> What is expected
Transcribe the records below exactly as they appear, omitting any pictures.

Saved entries
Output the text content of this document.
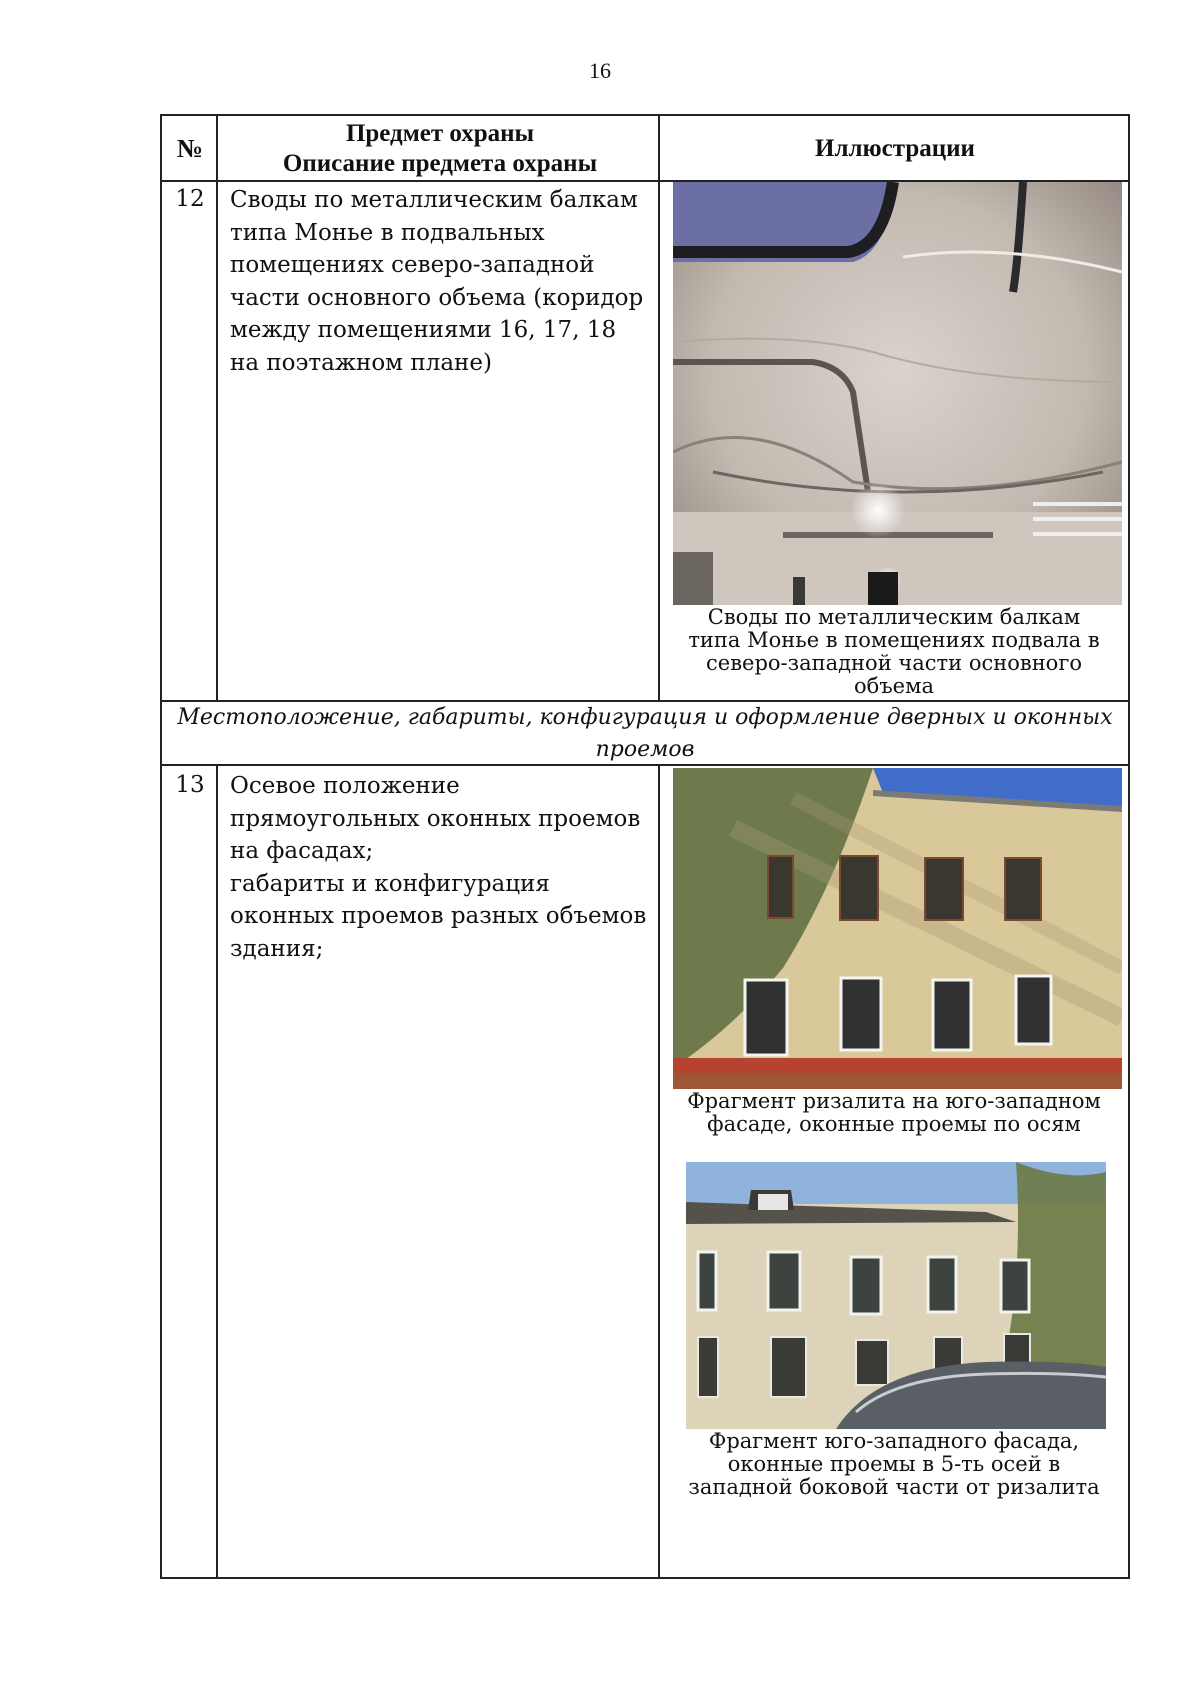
16
№
Предмет охраны
Описание предмета охраны
Иллюстрации
12	Своды по металлическим балкам
типа Монье в подвальных
помещениях северо-западной
части основного объема (коридор
между помещениями 16, 17, 18
на поэтажном плане)
Своды по металлическим балкам
типа Монье в помещениях подвала в
северо-западной части основного
объема
Местоположение, габариты, конфигурация и оформление дверных и оконных
проемов
13	Осевое положение
прямоугольных оконных проемов
на фасадах;
габариты и конфигурация
оконных проемов разных объемов
здания;
Фрагмент ризалита на юго-западном
фасаде, оконные проемы по осям
Фрагмент юго-западного фасада,
оконные проемы в 5-ть осей в
западной боковой части от ризалита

> Output of the task
Output the text content of this document.
16
№
Предмет охраны
Описание предмета охраны
Иллюстрации
12	Своды по металлическим балкам
типа Монье в подвальных
помещениях северо-западной
части основного объема (коридор
между помещениями 16, 17, 18
на поэтажном плане)
Своды по металлическим балкам
типа Монье в помещениях подвала в
северо-западной части основного
объема
Местоположение, габариты, конфигурация и оформление дверных и оконных
проемов
13	Осевое положение
прямоугольных оконных проемов
на фасадах;
габариты и конфигурация
оконных проемов разных объемов
здания;
Фрагмент ризалита на юго-западном
фасаде, оконные проемы по осям
Фрагмент юго-западного фасада,
оконные проемы в 5-ть осей в
западной боковой части от ризалита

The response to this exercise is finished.